===== Recorded data
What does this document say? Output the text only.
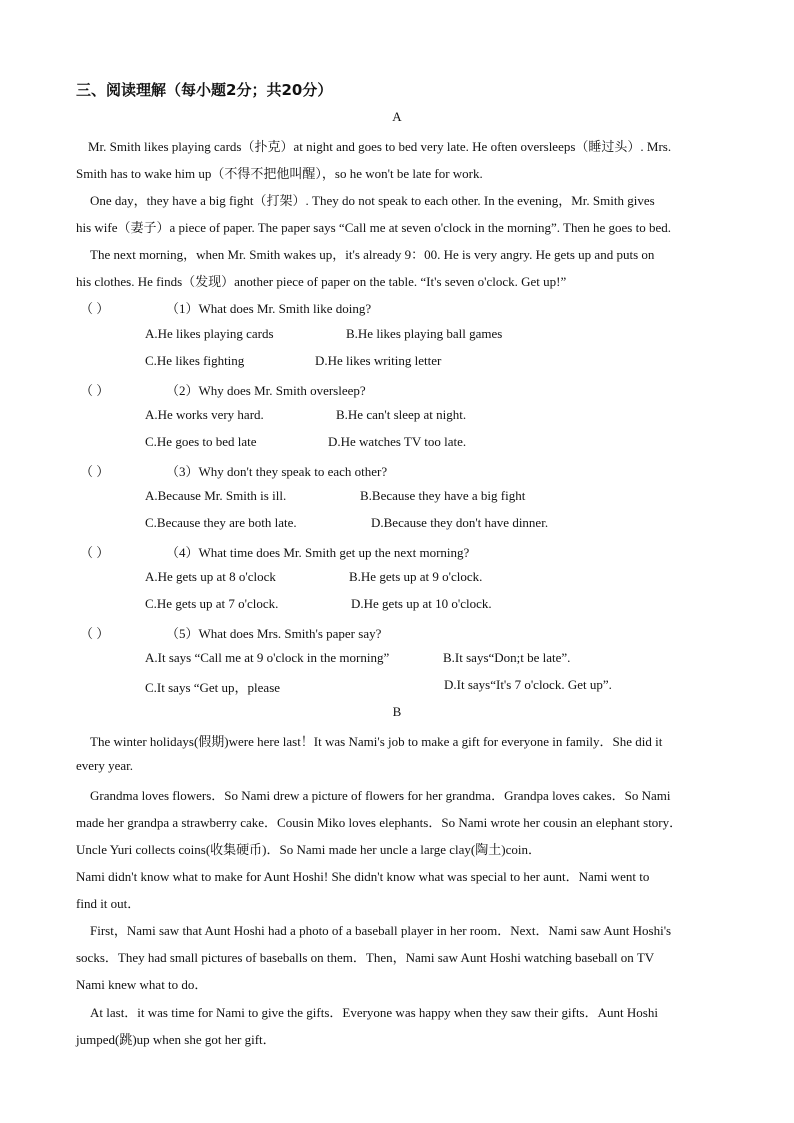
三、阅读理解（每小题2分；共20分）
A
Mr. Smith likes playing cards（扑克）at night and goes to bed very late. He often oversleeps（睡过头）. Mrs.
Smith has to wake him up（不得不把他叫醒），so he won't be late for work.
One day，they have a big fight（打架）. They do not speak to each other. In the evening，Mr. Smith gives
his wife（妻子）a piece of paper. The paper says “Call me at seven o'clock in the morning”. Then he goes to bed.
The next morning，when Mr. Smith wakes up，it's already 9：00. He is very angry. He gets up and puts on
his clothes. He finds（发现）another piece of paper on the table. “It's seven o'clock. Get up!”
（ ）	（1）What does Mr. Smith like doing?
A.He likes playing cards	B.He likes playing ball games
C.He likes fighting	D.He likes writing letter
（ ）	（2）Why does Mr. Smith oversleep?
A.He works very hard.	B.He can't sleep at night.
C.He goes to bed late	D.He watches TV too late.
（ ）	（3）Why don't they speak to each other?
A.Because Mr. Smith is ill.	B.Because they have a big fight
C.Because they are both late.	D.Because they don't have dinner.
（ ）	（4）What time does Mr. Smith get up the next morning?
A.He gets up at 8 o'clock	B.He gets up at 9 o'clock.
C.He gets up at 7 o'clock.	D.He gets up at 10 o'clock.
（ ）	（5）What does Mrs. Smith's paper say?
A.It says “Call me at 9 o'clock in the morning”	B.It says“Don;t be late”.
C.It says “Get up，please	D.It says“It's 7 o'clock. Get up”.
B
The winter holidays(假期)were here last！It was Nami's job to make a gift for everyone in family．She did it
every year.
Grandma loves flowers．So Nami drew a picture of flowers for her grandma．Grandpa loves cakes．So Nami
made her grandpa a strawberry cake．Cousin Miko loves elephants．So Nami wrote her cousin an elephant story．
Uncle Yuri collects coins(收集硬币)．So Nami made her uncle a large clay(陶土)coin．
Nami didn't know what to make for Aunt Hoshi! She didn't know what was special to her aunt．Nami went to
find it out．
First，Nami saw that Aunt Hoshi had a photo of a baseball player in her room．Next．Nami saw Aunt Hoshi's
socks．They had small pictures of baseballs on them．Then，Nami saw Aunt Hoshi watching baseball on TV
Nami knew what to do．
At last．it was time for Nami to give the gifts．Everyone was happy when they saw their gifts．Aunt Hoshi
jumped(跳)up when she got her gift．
==========
===== Recorded data
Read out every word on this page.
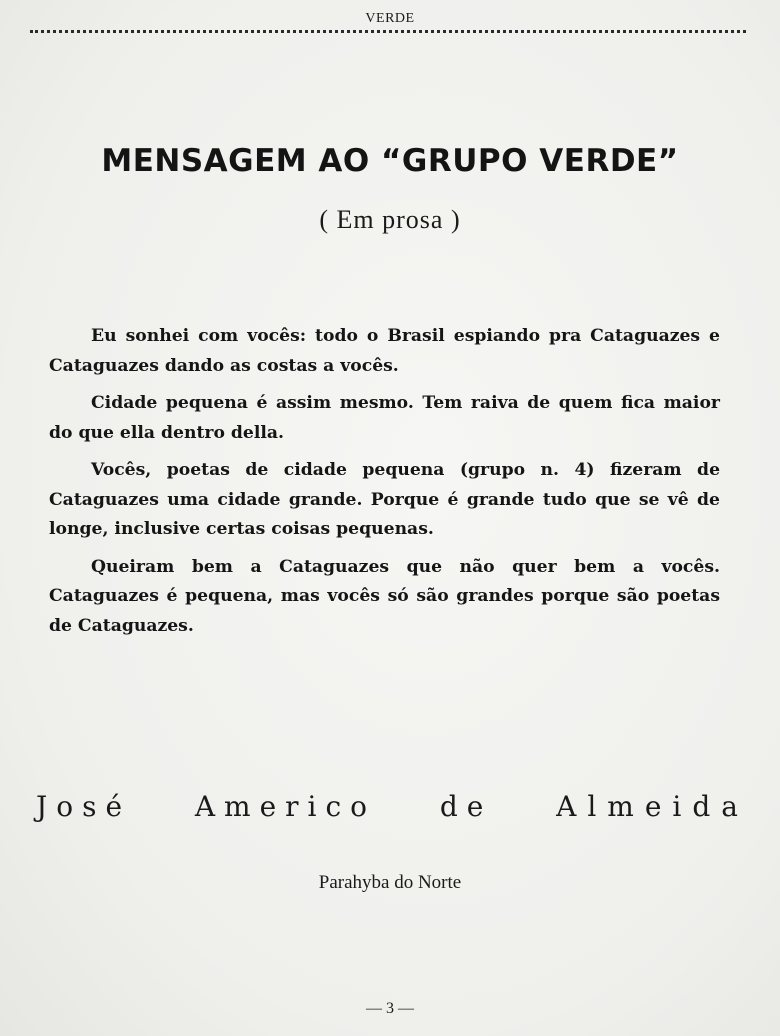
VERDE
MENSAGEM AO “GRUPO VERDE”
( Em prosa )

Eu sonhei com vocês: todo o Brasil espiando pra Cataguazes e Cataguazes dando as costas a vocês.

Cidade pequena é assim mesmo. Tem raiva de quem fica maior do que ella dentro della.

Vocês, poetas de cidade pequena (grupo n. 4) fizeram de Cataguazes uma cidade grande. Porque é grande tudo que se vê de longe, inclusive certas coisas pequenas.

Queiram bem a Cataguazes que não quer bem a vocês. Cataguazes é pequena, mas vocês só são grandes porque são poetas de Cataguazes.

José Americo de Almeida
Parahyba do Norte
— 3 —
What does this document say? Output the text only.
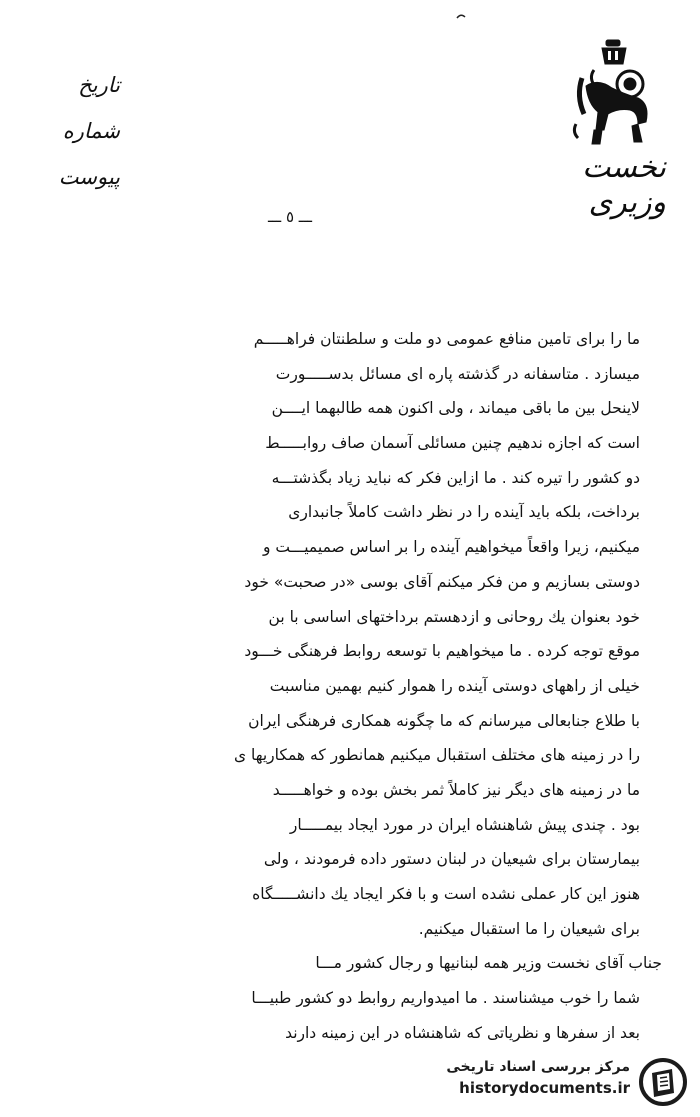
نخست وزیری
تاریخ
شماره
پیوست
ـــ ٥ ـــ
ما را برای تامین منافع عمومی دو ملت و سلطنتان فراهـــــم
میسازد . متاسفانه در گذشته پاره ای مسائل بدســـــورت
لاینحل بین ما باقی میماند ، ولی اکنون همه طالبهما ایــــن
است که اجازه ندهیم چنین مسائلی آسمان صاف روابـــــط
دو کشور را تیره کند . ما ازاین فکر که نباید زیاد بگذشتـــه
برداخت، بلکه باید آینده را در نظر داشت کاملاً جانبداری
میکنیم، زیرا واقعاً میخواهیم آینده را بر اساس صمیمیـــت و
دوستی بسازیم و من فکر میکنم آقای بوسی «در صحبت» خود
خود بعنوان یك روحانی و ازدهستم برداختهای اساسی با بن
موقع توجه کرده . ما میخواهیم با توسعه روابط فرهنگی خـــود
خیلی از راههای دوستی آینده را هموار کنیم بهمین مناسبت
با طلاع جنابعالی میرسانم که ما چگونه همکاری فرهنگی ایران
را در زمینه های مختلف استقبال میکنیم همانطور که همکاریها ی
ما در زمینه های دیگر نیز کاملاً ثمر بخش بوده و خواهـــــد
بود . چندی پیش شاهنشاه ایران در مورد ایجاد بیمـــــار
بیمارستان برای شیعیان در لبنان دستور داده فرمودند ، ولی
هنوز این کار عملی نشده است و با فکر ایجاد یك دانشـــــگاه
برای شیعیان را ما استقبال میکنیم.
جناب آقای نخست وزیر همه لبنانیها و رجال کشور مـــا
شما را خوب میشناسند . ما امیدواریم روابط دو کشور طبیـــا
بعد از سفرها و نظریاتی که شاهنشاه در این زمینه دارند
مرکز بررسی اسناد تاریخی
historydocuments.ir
==========
* **Goal of the exercise**
Every line holding "فرهنگی" should be copied out.

* **Solution to this task**
موقع توجه کرده . ما میخواهیم با توسعه روابط فرهنگی خـــود
با طلاع جنابعالی میرسانم که ما چگونه همکاری فرهنگی ایران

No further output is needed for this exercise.